■ Instruções da tarefa
Apresente todas as linhas do material como uma lista numerada, sem incluir as linhas em branco.

##### Dados de trabalho

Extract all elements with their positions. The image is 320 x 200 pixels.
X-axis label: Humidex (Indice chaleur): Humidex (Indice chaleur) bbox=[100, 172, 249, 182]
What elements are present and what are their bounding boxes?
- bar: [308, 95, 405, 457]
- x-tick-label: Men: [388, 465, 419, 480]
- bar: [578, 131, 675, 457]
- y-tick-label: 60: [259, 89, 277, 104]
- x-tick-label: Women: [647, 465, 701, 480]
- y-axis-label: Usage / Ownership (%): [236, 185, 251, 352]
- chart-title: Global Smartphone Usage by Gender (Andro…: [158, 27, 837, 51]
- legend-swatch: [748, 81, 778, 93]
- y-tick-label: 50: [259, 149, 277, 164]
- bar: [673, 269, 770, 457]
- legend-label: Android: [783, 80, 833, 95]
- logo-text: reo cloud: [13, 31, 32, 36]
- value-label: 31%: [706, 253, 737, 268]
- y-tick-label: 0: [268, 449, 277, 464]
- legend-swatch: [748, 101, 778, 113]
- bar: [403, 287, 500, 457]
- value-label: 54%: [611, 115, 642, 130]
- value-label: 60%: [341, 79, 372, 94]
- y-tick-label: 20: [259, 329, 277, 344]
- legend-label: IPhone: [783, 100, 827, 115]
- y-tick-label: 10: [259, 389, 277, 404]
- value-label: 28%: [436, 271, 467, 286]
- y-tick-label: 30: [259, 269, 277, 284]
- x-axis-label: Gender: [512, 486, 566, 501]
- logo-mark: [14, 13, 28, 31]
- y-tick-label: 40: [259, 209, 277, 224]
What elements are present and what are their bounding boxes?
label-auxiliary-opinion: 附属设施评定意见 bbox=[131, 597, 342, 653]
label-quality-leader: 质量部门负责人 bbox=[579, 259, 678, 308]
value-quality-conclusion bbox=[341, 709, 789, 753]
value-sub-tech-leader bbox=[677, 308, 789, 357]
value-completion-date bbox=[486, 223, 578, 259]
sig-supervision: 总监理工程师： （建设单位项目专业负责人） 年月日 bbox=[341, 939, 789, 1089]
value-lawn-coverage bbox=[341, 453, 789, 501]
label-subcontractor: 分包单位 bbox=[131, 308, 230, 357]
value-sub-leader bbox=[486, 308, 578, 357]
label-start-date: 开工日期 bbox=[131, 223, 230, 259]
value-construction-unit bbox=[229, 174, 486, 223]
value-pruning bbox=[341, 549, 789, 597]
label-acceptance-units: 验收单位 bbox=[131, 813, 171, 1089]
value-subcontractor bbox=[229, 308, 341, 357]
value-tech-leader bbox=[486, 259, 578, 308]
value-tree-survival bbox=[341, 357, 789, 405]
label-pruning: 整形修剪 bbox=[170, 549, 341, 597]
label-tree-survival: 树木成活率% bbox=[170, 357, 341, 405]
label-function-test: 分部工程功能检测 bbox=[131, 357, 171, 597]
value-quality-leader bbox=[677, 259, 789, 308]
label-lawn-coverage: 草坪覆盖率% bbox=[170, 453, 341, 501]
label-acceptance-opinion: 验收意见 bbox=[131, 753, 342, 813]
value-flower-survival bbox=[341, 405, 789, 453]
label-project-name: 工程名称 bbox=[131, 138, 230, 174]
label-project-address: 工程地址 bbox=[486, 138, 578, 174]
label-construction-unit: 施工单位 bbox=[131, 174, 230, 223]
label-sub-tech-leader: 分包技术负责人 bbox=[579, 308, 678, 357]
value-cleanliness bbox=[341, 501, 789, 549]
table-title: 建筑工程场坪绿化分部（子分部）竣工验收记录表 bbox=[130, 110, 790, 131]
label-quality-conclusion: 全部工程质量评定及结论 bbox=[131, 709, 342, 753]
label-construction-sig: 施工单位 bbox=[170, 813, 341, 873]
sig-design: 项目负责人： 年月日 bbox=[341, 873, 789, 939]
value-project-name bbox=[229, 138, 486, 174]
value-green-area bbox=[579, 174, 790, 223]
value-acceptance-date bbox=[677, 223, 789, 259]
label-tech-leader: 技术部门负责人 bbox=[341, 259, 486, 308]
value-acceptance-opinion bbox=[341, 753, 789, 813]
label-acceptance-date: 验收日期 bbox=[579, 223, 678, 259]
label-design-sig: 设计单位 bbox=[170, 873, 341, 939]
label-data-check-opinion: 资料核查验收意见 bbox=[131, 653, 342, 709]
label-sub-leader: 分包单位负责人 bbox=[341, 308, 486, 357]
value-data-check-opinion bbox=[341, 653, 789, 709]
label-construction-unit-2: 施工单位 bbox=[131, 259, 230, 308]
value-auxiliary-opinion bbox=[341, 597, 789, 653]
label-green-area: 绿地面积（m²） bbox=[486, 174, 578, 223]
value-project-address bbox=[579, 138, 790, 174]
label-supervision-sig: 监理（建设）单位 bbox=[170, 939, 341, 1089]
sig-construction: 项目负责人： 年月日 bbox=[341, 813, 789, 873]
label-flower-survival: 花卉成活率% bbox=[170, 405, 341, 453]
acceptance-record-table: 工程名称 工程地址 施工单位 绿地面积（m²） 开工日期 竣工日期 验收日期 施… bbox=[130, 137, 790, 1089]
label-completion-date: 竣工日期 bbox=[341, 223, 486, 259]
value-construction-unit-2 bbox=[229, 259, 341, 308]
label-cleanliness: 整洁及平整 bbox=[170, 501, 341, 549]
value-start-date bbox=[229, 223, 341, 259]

##########

■ Resposta completa
1. Extract all elements with their positions. The image is 320 x 200 pixels.
2. X-axis label: Humidex (Indice chaleur): Humidex (Indice chaleur) bbox=[100, 172, 249, 182]
3. What elements are present and what are their bounding boxes?
4. - bar: [308, 95, 405, 457]
5. - x-tick-label: Men: [388, 465, 419, 480]
6. - bar: [578, 131, 675, 457]
7. - y-tick-label: 60: [259, 89, 277, 104]
8. - x-tick-label: Women: [647, 465, 701, 480]
9. - y-axis-label: Usage / Ownership (%): [236, 185, 251, 352]
10. - chart-title: Global Smartphone Usage by Gender (Andro…: [158, 27, 837, 51]
11. - legend-swatch: [748, 81, 778, 93]
12. - y-tick-label: 50: [259, 149, 277, 164]
13. - bar: [673, 269, 770, 457]
14. - legend-label: Android: [783, 80, 833, 95]
15. - logo-text: reo cloud: [13, 31, 32, 36]
16. - value-label: 31%: [706, 253, 737, 268]
17. - y-tick-label: 0: [268, 449, 277, 464]
18. - legend-swatch: [748, 101, 778, 113]
19. - bar: [403, 287, 500, 457]
20. - value-label: 54%: [611, 115, 642, 130]
21. - value-label: 60%: [341, 79, 372, 94]
22. - y-tick-label: 20: [259, 329, 277, 344]
23. - legend-label: IPhone: [783, 100, 827, 115]
24. - y-tick-label: 10: [259, 389, 277, 404]
25. - value-label: 28%: [436, 271, 467, 286]
26. - y-tick-label: 30: [259, 269, 277, 284]
27. - x-axis-label: Gender: [512, 486, 566, 501]
28. - logo-mark: [14, 13, 28, 31]
29. - y-tick-label: 40: [259, 209, 277, 224]
30. What elements are present and what are their bounding boxes?
31. label-auxiliary-opinion: 附属设施评定意见 bbox=[131, 597, 342, 653]
32. label-quality-leader: 质量部门负责人 bbox=[579, 259, 678, 308]
33. value-quality-conclusion bbox=[341, 709, 789, 753]
34. value-sub-tech-leader bbox=[677, 308, 789, 357]
35. value-completion-date bbox=[486, 223, 578, 259]
36. sig-supervision: 总监理工程师： （建设单位项目专业负责人） 年月日 bbox=[341, 939, 789, 1089]
37. value-lawn-coverage bbox=[341, 453, 789, 501]
38. label-subcontractor: 分包单位 bbox=[131, 308, 230, 357]
39. value-sub-leader bbox=[486, 308, 578, 357]
40. label-start-date: 开工日期 bbox=[131, 223, 230, 259]
41. value-construction-unit bbox=[229, 174, 486, 223]
42. value-pruning bbox=[341, 549, 789, 597]
43. label-acceptance-units: 验收单位 bbox=[131, 813, 171, 1089]
44. value-subcontractor bbox=[229, 308, 341, 357]
45. value-tech-leader bbox=[486, 259, 578, 308]
46. value-tree-survival bbox=[341, 357, 789, 405]
47. label-pruning: 整形修剪 bbox=[170, 549, 341, 597]
48. label-tree-survival: 树木成活率% bbox=[170, 357, 341, 405]
49. label-function-test: 分部工程功能检测 bbox=[131, 357, 171, 597]
50. value-quality-leader bbox=[677, 259, 789, 308]
51. label-lawn-coverage: 草坪覆盖率% bbox=[170, 453, 341, 501]
52. label-acceptance-opinion: 验收意见 bbox=[131, 753, 342, 813]
53. value-flower-survival bbox=[341, 405, 789, 453]
54. label-project-name: 工程名称 bbox=[131, 138, 230, 174]
55. label-project-address: 工程地址 bbox=[486, 138, 578, 174]
56. label-construction-unit: 施工单位 bbox=[131, 174, 230, 223]
57. label-sub-tech-leader: 分包技术负责人 bbox=[579, 308, 678, 357]
58. value-cleanliness bbox=[341, 501, 789, 549]
59. table-title: 建筑工程场坪绿化分部（子分部）竣工验收记录表 bbox=[130, 110, 790, 131]
60. label-quality-conclusion: 全部工程质量评定及结论 bbox=[131, 709, 342, 753]
61. label-construction-sig: 施工单位 bbox=[170, 813, 341, 873]
62. sig-design: 项目负责人： 年月日 bbox=[341, 873, 789, 939]
63. value-project-name bbox=[229, 138, 486, 174]
64. value-green-area bbox=[579, 174, 790, 223]
65. value-acceptance-date bbox=[677, 223, 789, 259]
66. label-tech-leader: 技术部门负责人 bbox=[341, 259, 486, 308]
67. value-acceptance-opinion bbox=[341, 753, 789, 813]
68. label-acceptance-date: 验收日期 bbox=[579, 223, 678, 259]
69. label-design-sig: 设计单位 bbox=[170, 873, 341, 939]
70. label-data-check-opinion: 资料核查验收意见 bbox=[131, 653, 342, 709]
71. label-sub-leader: 分包单位负责人 bbox=[341, 308, 486, 357]
72. value-data-check-opinion bbox=[341, 653, 789, 709]
73. label-construction-unit-2: 施工单位 bbox=[131, 259, 230, 308]
74. value-auxiliary-opinion bbox=[341, 597, 789, 653]
75. label-green-area: 绿地面积（m²） bbox=[486, 174, 578, 223]
76. value-project-address bbox=[579, 138, 790, 174]
77. label-supervision-sig: 监理（建设）单位 bbox=[170, 939, 341, 1089]
78. sig-construction: 项目负责人： 年月日 bbox=[341, 813, 789, 873]
79. label-flower-survival: 花卉成活率% bbox=[170, 405, 341, 453]
80. acceptance-record-table: 工程名称 工程地址 施工单位 绿地面积（m²） 开工日期 竣工日期 验收日期 施… bbox=[130, 137, 790, 1089]
81. label-completion-date: 竣工日期 bbox=[341, 223, 486, 259]
82. value-construction-unit-2 bbox=[229, 259, 341, 308]
83. label-cleanliness: 整洁及平整 bbox=[170, 501, 341, 549]
84. value-start-date bbox=[229, 223, 341, 259]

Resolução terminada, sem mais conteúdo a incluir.